- [Task to complete]:
Filter the entries, keeping every line with the word "館內開放參觀".

- [Stored data]:
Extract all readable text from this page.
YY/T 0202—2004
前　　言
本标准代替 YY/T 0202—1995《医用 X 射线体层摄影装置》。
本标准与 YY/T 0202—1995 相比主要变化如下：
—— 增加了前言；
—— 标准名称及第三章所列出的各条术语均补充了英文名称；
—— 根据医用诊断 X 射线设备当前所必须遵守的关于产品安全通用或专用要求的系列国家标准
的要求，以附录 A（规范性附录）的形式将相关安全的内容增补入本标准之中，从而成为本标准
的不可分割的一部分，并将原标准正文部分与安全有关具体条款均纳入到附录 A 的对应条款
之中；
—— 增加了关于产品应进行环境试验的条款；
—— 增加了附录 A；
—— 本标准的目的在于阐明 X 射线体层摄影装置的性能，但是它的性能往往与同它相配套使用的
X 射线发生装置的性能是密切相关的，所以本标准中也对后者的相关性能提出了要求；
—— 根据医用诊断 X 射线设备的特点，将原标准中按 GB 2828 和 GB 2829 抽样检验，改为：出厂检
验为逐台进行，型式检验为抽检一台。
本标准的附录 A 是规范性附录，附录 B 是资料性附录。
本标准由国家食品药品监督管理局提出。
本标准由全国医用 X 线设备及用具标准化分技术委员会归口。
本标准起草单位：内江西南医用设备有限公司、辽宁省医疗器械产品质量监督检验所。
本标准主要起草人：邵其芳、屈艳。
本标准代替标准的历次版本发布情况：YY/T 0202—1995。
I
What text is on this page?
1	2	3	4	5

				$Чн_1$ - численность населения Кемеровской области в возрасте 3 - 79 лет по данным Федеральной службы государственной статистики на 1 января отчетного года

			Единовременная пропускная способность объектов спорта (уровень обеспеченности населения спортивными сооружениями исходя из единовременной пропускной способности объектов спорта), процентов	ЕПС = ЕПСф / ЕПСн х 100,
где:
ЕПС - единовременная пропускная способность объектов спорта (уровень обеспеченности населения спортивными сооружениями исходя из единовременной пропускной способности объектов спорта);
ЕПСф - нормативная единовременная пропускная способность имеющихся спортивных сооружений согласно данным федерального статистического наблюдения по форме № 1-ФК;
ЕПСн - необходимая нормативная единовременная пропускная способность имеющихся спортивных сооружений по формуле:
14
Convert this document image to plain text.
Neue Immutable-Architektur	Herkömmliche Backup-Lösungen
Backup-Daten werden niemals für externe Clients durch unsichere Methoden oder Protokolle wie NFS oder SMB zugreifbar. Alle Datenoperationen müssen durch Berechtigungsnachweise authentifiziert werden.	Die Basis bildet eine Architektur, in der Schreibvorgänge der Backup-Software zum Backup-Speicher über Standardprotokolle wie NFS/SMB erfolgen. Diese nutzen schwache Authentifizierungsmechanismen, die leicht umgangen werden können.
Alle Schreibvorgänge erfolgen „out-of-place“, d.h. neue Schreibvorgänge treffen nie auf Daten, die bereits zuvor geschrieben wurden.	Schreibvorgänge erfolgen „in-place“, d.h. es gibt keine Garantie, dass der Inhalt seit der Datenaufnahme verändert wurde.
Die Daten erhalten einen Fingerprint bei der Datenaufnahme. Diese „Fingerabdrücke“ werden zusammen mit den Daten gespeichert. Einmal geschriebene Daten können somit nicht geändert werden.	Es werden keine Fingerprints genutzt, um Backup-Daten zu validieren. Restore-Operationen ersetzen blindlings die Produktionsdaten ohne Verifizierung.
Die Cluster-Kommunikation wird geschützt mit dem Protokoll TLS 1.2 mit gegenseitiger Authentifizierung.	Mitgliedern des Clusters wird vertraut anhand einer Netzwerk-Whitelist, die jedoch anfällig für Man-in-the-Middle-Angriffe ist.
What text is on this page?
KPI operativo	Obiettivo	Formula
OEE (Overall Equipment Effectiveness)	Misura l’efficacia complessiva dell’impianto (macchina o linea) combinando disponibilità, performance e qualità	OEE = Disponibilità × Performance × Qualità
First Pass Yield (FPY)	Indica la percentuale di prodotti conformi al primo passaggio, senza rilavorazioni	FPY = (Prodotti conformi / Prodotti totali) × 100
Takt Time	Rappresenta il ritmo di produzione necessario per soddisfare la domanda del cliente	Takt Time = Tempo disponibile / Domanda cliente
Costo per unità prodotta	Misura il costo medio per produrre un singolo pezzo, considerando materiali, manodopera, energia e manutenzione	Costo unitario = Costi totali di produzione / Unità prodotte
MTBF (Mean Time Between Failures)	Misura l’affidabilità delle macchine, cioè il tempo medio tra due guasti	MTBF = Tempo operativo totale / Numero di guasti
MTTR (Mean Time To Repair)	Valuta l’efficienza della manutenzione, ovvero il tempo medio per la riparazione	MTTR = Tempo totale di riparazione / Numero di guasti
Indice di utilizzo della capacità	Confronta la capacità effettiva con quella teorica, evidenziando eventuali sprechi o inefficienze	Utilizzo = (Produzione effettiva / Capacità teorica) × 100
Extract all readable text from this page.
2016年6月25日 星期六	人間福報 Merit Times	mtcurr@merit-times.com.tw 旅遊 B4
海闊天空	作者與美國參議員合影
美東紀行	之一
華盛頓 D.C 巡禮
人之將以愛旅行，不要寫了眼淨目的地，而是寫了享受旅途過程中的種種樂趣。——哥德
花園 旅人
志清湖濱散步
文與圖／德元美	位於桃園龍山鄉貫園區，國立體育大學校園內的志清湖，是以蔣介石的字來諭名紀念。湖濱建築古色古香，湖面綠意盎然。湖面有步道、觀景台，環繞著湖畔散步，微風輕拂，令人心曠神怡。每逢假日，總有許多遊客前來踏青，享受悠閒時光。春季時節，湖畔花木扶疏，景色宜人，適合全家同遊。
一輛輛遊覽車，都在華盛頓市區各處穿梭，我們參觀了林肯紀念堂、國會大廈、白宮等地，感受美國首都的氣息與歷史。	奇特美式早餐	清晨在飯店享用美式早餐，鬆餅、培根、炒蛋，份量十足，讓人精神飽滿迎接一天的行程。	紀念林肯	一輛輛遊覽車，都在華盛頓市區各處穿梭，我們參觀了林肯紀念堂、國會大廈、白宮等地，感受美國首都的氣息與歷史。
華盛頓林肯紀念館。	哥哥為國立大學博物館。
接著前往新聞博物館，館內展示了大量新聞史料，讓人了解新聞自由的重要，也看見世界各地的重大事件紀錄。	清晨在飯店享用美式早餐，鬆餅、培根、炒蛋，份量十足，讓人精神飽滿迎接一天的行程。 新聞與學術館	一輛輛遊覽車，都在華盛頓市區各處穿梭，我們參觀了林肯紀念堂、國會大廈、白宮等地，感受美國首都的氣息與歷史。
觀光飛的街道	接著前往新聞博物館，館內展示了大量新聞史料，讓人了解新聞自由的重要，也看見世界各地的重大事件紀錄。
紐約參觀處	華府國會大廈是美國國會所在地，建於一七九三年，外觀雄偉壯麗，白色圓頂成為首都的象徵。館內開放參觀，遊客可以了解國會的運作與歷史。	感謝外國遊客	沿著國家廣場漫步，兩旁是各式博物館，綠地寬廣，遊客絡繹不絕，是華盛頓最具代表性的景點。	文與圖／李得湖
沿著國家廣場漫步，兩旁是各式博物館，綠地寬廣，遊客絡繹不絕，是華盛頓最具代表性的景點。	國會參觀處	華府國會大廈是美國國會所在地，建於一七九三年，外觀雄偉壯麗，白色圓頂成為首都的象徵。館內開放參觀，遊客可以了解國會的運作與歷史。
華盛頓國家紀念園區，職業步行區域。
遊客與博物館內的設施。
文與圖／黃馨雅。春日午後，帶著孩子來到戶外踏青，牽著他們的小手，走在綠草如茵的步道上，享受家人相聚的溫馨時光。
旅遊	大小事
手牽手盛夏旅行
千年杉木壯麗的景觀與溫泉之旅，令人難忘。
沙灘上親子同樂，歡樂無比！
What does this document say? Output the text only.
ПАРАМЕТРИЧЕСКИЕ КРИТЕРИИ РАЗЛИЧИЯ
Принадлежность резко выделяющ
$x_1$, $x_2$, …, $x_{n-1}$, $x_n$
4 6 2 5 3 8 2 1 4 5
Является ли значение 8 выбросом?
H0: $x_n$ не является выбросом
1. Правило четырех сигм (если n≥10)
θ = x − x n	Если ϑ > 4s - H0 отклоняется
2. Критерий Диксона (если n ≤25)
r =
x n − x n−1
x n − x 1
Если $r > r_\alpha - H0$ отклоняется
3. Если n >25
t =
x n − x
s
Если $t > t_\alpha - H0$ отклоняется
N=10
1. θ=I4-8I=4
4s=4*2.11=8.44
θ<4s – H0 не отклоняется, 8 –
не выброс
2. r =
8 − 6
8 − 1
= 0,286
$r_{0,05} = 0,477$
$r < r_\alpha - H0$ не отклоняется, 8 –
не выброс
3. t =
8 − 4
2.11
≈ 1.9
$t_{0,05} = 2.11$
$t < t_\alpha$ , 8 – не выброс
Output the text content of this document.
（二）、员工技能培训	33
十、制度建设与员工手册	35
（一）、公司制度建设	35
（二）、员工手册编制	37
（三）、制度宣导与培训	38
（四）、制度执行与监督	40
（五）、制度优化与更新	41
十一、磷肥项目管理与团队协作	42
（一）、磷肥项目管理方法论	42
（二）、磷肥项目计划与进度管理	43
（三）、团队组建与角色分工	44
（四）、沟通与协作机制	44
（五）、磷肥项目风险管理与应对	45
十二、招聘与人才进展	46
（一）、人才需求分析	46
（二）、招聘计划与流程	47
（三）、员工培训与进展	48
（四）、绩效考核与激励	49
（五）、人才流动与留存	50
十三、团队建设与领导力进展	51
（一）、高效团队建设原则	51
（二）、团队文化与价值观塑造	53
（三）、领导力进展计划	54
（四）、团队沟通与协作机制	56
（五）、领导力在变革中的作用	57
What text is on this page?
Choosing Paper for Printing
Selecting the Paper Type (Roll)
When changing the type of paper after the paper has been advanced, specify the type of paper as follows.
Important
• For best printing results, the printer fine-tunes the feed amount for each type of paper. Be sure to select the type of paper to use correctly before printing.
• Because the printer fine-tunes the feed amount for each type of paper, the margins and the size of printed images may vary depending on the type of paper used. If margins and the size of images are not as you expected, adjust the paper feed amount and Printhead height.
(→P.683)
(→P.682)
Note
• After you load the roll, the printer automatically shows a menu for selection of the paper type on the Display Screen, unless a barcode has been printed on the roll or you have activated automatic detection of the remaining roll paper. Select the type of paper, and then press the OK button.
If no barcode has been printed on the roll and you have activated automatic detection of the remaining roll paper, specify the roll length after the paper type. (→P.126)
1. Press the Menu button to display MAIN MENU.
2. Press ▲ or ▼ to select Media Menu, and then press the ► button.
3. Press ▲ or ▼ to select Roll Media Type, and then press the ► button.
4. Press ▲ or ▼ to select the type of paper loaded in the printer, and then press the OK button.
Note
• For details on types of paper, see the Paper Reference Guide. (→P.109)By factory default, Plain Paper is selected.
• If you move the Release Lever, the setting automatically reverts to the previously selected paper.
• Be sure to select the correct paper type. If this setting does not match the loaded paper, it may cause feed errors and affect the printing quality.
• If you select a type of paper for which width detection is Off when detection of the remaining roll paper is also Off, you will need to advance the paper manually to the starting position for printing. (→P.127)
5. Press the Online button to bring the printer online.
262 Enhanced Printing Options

- [Reply]:
紐約參觀處	華府國會大廈是美國國會所在地，建於一七九三年，外觀雄偉壯麗，白色圓頂成為首都的象徵。館內開放參觀，遊客可以了解國會的運作與歷史。	感謝外國遊客	沿著國家廣場漫步，兩旁是各式博物館，綠地寬廣，遊客絡繹不絕，是華盛頓最具代表性的景點。	文與圖／李得湖
沿著國家廣場漫步，兩旁是各式博物館，綠地寬廣，遊客絡繹不絕，是華盛頓最具代表性的景點。	國會參觀處	華府國會大廈是美國國會所在地，建於一七九三年，外觀雄偉壯麗，白色圓頂成為首都的象徵。館內開放參觀，遊客可以了解國會的運作與歷史。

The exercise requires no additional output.